* **WRITTEN EXERCISE**
Reproduce the listing below in its entirety. Change nothing.

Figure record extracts

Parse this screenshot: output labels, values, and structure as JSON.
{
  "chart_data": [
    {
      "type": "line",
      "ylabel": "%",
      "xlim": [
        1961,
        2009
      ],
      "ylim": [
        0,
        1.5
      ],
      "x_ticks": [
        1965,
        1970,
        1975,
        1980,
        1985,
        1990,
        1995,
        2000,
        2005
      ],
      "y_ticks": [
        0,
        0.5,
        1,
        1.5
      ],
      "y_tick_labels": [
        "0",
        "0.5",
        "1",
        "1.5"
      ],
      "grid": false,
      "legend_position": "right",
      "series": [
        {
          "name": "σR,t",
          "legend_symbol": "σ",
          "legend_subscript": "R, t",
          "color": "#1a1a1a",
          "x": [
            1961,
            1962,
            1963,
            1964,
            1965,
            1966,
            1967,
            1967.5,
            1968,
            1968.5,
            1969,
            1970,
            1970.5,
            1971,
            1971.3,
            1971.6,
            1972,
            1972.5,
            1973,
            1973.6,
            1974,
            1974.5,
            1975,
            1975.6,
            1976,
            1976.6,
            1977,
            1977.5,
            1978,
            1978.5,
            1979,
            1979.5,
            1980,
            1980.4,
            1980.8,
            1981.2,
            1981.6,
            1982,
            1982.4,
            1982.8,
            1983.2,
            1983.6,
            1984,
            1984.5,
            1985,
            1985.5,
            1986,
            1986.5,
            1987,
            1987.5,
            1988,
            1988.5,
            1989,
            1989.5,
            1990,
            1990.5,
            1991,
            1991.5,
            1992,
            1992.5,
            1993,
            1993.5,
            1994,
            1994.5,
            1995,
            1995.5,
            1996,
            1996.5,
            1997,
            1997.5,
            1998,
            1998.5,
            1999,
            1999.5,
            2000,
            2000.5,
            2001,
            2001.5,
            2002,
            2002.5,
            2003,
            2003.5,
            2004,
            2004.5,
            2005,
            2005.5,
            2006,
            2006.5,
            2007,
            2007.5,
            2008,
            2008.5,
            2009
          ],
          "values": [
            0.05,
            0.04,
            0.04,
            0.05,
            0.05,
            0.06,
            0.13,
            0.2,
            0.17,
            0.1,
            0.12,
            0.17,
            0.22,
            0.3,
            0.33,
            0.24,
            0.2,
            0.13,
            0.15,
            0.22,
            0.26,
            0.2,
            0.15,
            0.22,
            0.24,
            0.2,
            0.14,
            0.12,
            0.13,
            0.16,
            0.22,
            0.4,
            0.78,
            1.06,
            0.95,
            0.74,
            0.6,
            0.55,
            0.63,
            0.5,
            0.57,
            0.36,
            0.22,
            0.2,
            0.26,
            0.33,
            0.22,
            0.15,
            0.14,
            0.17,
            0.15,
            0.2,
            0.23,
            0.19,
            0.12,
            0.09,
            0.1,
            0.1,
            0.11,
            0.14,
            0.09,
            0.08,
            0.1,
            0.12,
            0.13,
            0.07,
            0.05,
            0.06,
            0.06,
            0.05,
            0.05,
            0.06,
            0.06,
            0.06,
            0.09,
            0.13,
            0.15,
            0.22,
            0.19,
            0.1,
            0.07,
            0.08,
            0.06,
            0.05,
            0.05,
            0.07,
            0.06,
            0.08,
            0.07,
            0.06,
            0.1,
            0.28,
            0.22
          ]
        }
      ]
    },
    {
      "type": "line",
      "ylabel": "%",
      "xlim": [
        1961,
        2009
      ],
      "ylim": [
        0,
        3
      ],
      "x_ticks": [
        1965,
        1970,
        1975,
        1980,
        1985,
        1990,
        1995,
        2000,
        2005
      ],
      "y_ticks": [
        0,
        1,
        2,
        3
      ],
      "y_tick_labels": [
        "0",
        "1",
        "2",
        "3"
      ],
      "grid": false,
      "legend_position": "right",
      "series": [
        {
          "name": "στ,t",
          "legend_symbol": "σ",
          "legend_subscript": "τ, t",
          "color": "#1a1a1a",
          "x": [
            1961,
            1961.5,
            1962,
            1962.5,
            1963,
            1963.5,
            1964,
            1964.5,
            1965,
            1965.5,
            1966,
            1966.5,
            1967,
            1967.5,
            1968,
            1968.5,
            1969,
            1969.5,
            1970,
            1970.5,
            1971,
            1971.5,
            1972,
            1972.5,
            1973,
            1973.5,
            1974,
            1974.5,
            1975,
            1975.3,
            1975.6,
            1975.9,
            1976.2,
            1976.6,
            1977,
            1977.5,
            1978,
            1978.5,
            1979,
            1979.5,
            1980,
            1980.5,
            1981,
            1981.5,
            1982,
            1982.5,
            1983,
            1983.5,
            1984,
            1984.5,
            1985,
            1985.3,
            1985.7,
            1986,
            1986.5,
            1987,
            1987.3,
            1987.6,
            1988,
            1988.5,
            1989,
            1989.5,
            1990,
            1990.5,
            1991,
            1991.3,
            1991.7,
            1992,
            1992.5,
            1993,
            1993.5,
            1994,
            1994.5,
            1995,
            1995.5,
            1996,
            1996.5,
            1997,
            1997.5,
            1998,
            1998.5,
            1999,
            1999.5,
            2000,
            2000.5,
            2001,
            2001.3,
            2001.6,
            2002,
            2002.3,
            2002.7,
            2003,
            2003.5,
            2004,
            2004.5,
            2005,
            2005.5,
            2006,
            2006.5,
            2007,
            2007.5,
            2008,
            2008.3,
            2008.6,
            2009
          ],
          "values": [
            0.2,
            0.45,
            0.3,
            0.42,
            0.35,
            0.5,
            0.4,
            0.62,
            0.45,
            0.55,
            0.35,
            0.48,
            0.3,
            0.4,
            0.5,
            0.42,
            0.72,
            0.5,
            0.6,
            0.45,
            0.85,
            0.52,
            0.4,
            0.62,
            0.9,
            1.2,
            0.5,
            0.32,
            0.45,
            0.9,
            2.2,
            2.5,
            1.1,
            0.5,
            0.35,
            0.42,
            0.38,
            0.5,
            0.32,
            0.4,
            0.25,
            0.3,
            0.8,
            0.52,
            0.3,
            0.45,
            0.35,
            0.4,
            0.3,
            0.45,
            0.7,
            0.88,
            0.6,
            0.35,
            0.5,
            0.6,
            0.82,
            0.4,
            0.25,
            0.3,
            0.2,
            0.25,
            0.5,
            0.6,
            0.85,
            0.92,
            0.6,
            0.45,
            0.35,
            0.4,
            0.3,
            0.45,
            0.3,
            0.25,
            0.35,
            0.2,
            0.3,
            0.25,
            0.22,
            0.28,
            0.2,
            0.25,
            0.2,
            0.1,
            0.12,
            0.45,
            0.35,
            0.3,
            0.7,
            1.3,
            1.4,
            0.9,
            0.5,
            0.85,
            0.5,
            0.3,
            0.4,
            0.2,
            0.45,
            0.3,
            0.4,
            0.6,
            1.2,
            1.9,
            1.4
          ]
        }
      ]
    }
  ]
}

* **ANSWER IN FULL**
Parse this screenshot: output labels, values, and structure as JSON.
{
  "chart_data": [
    {
      "type": "line",
      "ylabel": "%",
      "xlim": [
        1961,
        2009
      ],
      "ylim": [
        0,
        1.5
      ],
      "x_ticks": [
        1965,
        1970,
        1975,
        1980,
        1985,
        1990,
        1995,
        2000,
        2005
      ],
      "y_ticks": [
        0,
        0.5,
        1,
        1.5
      ],
      "y_tick_labels": [
        "0",
        "0.5",
        "1",
        "1.5"
      ],
      "grid": false,
      "legend_position": "right",
      "series": [
        {
          "name": "σR,t",
          "legend_symbol": "σ",
          "legend_subscript": "R, t",
          "color": "#1a1a1a",
          "x": [
            1961,
            1962,
            1963,
            1964,
            1965,
            1966,
            1967,
            1967.5,
            1968,
            1968.5,
            1969,
            1970,
            1970.5,
            1971,
            1971.3,
            1971.6,
            1972,
            1972.5,
            1973,
            1973.6,
            1974,
            1974.5,
            1975,
            1975.6,
            1976,
            1976.6,
            1977,
            1977.5,
            1978,
            1978.5,
            1979,
            1979.5,
            1980,
            1980.4,
            1980.8,
            1981.2,
            1981.6,
            1982,
            1982.4,
            1982.8,
            1983.2,
            1983.6,
            1984,
            1984.5,
            1985,
            1985.5,
            1986,
            1986.5,
            1987,
            1987.5,
            1988,
            1988.5,
            1989,
            1989.5,
            1990,
            1990.5,
            1991,
            1991.5,
            1992,
            1992.5,
            1993,
            1993.5,
            1994,
            1994.5,
            1995,
            1995.5,
            1996,
            1996.5,
            1997,
            1997.5,
            1998,
            1998.5,
            1999,
            1999.5,
            2000,
            2000.5,
            2001,
            2001.5,
            2002,
            2002.5,
            2003,
            2003.5,
            2004,
            2004.5,
            2005,
            2005.5,
            2006,
            2006.5,
            2007,
            2007.5,
            2008,
            2008.5,
            2009
          ],
          "values": [
            0.05,
            0.04,
            0.04,
            0.05,
            0.05,
            0.06,
            0.13,
            0.2,
            0.17,
            0.1,
            0.12,
            0.17,
            0.22,
            0.3,
            0.33,
            0.24,
            0.2,
            0.13,
            0.15,
            0.22,
            0.26,
            0.2,
            0.15,
            0.22,
            0.24,
            0.2,
            0.14,
            0.12,
            0.13,
            0.16,
            0.22,
            0.4,
            0.78,
            1.06,
            0.95,
            0.74,
            0.6,
            0.55,
            0.63,
            0.5,
            0.57,
            0.36,
            0.22,
            0.2,
            0.26,
            0.33,
            0.22,
            0.15,
            0.14,
            0.17,
            0.15,
            0.2,
            0.23,
            0.19,
            0.12,
            0.09,
            0.1,
            0.1,
            0.11,
            0.14,
            0.09,
            0.08,
            0.1,
            0.12,
            0.13,
            0.07,
            0.05,
            0.06,
            0.06,
            0.05,
            0.05,
            0.06,
            0.06,
            0.06,
            0.09,
            0.13,
            0.15,
            0.22,
            0.19,
            0.1,
            0.07,
            0.08,
            0.06,
            0.05,
            0.05,
            0.07,
            0.06,
            0.08,
            0.07,
            0.06,
            0.1,
            0.28,
            0.22
          ]
        }
      ]
    },
    {
      "type": "line",
      "ylabel": "%",
      "xlim": [
        1961,
        2009
      ],
      "ylim": [
        0,
        3
      ],
      "x_ticks": [
        1965,
        1970,
        1975,
        1980,
        1985,
        1990,
        1995,
        2000,
        2005
      ],
      "y_ticks": [
        0,
        1,
        2,
        3
      ],
      "y_tick_labels": [
        "0",
        "1",
        "2",
        "3"
      ],
      "grid": false,
      "legend_position": "right",
      "series": [
        {
          "name": "στ,t",
          "legend_symbol": "σ",
          "legend_subscript": "τ, t",
          "color": "#1a1a1a",
          "x": [
            1961,
            1961.5,
            1962,
            1962.5,
            1963,
            1963.5,
            1964,
            1964.5,
            1965,
            1965.5,
            1966,
            1966.5,
            1967,
            1967.5,
            1968,
            1968.5,
            1969,
            1969.5,
            1970,
            1970.5,
            1971,
            1971.5,
            1972,
            1972.5,
            1973,
            1973.5,
            1974,
            1974.5,
            1975,
            1975.3,
            1975.6,
            1975.9,
            1976.2,
            1976.6,
            1977,
            1977.5,
            1978,
            1978.5,
            1979,
            1979.5,
            1980,
            1980.5,
            1981,
            1981.5,
            1982,
            1982.5,
            1983,
            1983.5,
            1984,
            1984.5,
            1985,
            1985.3,
            1985.7,
            1986,
            1986.5,
            1987,
            1987.3,
            1987.6,
            1988,
            1988.5,
            1989,
            1989.5,
            1990,
            1990.5,
            1991,
            1991.3,
            1991.7,
            1992,
            1992.5,
            1993,
            1993.5,
            1994,
            1994.5,
            1995,
            1995.5,
            1996,
            1996.5,
            1997,
            1997.5,
            1998,
            1998.5,
            1999,
            1999.5,
            2000,
            2000.5,
            2001,
            2001.3,
            2001.6,
            2002,
            2002.3,
            2002.7,
            2003,
            2003.5,
            2004,
            2004.5,
            2005,
            2005.5,
            2006,
            2006.5,
            2007,
            2007.5,
            2008,
            2008.3,
            2008.6,
            2009
          ],
          "values": [
            0.2,
            0.45,
            0.3,
            0.42,
            0.35,
            0.5,
            0.4,
            0.62,
            0.45,
            0.55,
            0.35,
            0.48,
            0.3,
            0.4,
            0.5,
            0.42,
            0.72,
            0.5,
            0.6,
            0.45,
            0.85,
            0.52,
            0.4,
            0.62,
            0.9,
            1.2,
            0.5,
            0.32,
            0.45,
            0.9,
            2.2,
            2.5,
            1.1,
            0.5,
            0.35,
            0.42,
            0.38,
            0.5,
            0.32,
            0.4,
            0.25,
            0.3,
            0.8,
            0.52,
            0.3,
            0.45,
            0.35,
            0.4,
            0.3,
            0.45,
            0.7,
            0.88,
            0.6,
            0.35,
            0.5,
            0.6,
            0.82,
            0.4,
            0.25,
            0.3,
            0.2,
            0.25,
            0.5,
            0.6,
            0.85,
            0.92,
            0.6,
            0.45,
            0.35,
            0.4,
            0.3,
            0.45,
            0.3,
            0.25,
            0.35,
            0.2,
            0.3,
            0.25,
            0.22,
            0.28,
            0.2,
            0.25,
            0.2,
            0.1,
            0.12,
            0.45,
            0.35,
            0.3,
            0.7,
            1.3,
            1.4,
            0.9,
            0.5,
            0.85,
            0.5,
            0.3,
            0.4,
            0.2,
            0.45,
            0.3,
            0.4,
            0.6,
            1.2,
            1.9,
            1.4
          ]
        }
      ]
    }
  ]
}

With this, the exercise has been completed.